_Task details_
Show every line that has the string "Release" in it.

[Begin Records for the exercise]

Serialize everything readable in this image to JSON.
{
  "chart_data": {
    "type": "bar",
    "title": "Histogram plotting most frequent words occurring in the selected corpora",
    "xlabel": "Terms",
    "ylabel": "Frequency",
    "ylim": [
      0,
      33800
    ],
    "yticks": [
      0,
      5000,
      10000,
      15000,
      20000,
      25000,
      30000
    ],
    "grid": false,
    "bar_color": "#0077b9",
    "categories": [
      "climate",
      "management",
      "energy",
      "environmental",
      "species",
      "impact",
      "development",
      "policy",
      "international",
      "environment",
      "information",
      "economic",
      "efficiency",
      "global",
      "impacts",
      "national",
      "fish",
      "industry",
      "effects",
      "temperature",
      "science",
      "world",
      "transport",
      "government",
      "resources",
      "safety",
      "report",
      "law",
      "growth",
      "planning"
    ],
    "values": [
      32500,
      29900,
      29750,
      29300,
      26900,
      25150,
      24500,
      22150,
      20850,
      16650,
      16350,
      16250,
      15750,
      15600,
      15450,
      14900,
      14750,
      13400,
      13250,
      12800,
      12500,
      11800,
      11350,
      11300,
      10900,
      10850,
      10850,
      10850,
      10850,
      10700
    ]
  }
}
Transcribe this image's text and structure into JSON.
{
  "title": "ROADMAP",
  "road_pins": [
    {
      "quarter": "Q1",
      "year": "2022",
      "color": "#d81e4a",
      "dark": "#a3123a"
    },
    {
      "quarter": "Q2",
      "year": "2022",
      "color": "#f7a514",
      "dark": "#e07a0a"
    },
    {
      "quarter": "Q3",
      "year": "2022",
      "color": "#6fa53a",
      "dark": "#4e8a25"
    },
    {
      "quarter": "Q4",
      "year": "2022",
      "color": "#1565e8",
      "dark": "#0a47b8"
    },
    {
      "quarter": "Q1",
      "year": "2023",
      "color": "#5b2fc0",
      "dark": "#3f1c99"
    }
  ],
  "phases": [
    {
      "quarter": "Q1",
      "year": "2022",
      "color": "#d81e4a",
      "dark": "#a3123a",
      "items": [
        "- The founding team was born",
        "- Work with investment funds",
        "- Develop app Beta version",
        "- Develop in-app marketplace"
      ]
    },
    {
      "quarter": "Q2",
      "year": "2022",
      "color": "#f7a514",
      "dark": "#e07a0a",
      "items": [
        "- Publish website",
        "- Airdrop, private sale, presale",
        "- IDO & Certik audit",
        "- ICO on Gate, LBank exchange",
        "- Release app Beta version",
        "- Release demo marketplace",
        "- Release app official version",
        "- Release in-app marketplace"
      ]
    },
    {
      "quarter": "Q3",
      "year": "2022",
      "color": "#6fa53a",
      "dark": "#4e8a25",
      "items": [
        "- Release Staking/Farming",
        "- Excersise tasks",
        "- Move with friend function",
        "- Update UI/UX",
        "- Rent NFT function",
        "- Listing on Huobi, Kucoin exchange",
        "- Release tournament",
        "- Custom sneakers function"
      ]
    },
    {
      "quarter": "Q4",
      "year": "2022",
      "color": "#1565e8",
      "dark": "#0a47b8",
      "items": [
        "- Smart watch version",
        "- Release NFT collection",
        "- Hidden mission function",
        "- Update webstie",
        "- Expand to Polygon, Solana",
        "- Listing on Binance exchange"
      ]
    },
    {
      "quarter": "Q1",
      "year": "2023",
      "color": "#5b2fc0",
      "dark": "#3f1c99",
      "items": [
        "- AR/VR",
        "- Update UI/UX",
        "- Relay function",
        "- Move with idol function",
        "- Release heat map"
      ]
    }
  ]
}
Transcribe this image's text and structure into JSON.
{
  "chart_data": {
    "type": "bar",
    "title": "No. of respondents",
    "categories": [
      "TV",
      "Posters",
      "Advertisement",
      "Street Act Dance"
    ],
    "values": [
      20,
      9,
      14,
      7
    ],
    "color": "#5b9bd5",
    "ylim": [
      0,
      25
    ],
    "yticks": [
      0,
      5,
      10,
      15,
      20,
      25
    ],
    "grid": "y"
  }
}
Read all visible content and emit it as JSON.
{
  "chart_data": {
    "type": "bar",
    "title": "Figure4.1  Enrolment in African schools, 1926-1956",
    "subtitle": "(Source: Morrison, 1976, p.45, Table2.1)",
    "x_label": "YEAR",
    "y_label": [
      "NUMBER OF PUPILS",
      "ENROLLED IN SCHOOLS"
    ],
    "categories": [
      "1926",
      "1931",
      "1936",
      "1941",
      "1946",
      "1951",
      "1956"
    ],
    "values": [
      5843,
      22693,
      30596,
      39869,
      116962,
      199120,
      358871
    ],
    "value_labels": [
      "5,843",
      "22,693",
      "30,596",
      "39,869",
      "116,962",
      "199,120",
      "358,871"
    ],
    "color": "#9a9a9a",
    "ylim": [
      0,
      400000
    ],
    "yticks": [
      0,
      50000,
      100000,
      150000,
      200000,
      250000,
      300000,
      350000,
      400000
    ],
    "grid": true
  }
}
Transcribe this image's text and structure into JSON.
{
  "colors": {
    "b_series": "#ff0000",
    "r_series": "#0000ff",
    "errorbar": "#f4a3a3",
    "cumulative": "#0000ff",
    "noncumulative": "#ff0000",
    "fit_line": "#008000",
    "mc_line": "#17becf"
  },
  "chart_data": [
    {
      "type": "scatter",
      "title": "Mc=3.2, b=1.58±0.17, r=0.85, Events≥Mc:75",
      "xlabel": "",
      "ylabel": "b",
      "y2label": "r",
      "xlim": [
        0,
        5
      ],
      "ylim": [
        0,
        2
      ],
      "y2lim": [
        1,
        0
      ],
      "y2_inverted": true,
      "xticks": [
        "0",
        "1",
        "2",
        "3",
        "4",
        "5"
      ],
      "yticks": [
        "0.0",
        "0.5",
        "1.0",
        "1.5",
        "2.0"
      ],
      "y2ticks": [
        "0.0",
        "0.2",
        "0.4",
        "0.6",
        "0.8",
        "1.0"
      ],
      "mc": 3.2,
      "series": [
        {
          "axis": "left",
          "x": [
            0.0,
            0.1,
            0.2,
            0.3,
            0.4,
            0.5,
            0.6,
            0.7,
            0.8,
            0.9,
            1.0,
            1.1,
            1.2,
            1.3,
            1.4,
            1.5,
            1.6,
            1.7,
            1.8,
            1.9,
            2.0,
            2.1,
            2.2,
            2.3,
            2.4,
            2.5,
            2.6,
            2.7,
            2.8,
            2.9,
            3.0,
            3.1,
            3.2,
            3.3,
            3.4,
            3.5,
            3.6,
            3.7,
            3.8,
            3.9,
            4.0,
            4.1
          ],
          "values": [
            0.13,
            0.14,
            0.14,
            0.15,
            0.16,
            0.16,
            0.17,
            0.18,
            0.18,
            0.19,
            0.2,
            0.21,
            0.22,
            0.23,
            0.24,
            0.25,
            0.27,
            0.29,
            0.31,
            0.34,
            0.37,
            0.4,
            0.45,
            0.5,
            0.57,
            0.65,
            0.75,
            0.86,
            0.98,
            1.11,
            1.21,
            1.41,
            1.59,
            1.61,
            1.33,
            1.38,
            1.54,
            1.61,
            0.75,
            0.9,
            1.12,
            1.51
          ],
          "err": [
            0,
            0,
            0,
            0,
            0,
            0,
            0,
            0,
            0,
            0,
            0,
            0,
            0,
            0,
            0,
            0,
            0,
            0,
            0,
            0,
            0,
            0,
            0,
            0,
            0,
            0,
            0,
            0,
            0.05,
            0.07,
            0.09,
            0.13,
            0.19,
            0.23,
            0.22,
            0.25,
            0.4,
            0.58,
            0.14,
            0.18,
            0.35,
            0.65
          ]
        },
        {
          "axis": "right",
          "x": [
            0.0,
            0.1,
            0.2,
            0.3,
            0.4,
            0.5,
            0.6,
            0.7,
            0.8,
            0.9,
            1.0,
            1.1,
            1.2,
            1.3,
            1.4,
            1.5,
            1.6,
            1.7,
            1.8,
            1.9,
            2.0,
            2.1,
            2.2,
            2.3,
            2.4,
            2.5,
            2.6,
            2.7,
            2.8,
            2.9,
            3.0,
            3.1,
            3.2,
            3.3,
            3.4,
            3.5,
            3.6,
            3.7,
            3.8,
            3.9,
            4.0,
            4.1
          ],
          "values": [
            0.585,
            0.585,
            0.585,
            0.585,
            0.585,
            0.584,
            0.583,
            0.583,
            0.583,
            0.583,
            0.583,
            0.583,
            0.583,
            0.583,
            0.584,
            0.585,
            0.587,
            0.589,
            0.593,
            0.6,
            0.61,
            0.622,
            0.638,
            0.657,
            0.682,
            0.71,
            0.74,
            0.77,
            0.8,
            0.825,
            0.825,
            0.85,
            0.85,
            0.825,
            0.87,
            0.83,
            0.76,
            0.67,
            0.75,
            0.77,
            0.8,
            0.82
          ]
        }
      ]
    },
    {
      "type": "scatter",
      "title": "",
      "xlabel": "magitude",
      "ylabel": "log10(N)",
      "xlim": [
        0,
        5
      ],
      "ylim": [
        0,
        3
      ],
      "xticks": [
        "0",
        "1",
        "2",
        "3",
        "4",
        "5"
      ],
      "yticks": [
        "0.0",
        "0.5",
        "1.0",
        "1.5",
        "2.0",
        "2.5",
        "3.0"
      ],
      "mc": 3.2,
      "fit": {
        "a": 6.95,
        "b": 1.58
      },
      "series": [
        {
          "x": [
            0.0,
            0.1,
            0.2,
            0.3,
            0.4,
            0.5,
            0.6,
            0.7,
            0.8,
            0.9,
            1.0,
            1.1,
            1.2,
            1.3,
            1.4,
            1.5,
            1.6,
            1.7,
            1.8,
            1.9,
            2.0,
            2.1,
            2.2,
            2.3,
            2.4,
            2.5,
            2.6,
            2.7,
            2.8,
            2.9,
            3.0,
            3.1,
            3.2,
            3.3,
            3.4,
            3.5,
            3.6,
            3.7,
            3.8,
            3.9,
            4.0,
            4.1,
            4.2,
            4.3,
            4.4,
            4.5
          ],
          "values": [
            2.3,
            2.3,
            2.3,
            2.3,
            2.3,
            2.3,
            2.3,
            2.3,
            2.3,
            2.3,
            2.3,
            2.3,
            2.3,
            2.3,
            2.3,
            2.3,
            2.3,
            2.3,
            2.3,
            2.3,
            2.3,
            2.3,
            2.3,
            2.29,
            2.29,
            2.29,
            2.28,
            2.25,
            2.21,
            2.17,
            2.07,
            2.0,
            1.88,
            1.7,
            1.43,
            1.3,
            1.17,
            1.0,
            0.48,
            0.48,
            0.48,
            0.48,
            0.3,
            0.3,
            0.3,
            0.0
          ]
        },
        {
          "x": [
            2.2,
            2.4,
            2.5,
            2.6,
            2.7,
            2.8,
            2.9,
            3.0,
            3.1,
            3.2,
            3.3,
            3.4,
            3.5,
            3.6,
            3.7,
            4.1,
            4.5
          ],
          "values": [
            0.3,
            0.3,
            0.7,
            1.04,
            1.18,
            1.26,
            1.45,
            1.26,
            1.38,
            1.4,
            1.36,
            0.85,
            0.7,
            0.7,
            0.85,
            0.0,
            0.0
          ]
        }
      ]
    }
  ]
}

[End Records for the exercise]

_Worked solution_
        "- Release app Beta version",
        "- Release demo marketplace",
        "- Release app official version",
        "- Release in-app marketplace"
        "- Release Staking/Farming",
        "- Release tournament",
        "- Release NFT collection",
        "- Release heat map"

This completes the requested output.